Your goal →
Quote the listing below in its entirety, omitting every image.

Given information →
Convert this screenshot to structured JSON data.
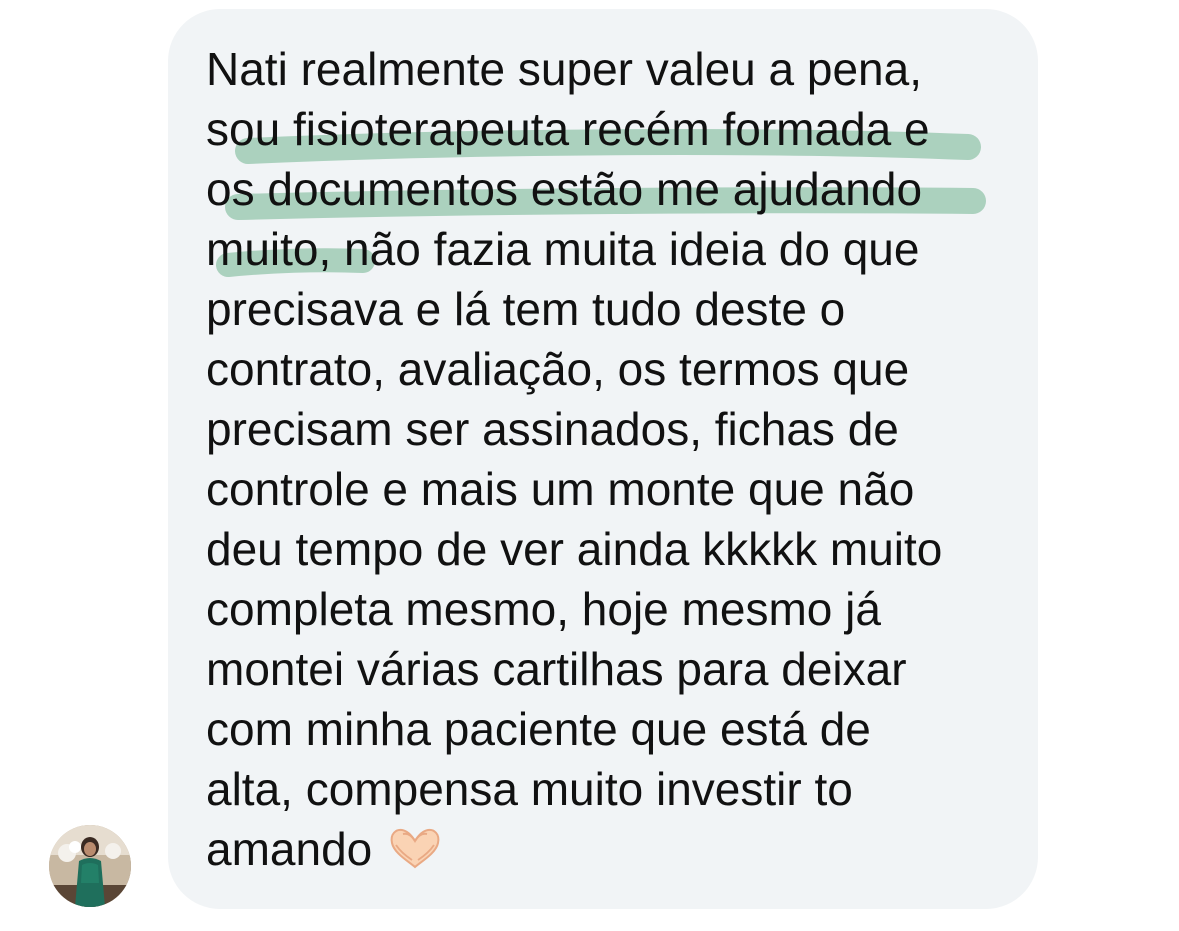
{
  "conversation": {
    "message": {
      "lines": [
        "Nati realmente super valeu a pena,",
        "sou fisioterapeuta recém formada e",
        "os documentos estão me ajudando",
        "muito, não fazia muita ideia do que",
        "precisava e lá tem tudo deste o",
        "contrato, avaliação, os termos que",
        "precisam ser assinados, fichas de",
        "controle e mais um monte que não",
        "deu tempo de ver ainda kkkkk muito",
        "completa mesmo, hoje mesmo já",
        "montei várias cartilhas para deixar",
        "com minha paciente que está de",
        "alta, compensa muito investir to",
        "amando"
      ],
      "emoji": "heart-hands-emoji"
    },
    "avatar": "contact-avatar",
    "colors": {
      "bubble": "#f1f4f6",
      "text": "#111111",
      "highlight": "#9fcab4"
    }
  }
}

Answer to this problem →
Convert this screenshot to structured JSON data.
{
  "conversation": {
    "message": {
      "lines": [
        "Nati realmente super valeu a pena,",
        "sou fisioterapeuta recém formada e",
        "os documentos estão me ajudando",
        "muito, não fazia muita ideia do que",
        "precisava e lá tem tudo deste o",
        "contrato, avaliação, os termos que",
        "precisam ser assinados, fichas de",
        "controle e mais um monte que não",
        "deu tempo de ver ainda kkkkk muito",
        "completa mesmo, hoje mesmo já",
        "montei várias cartilhas para deixar",
        "com minha paciente que está de",
        "alta, compensa muito investir to",
        "amando"
      ],
      "emoji": "heart-hands-emoji"
    },
    "avatar": "contact-avatar",
    "colors": {
      "bubble": "#f1f4f6",
      "text": "#111111",
      "highlight": "#9fcab4"
    }
  }
}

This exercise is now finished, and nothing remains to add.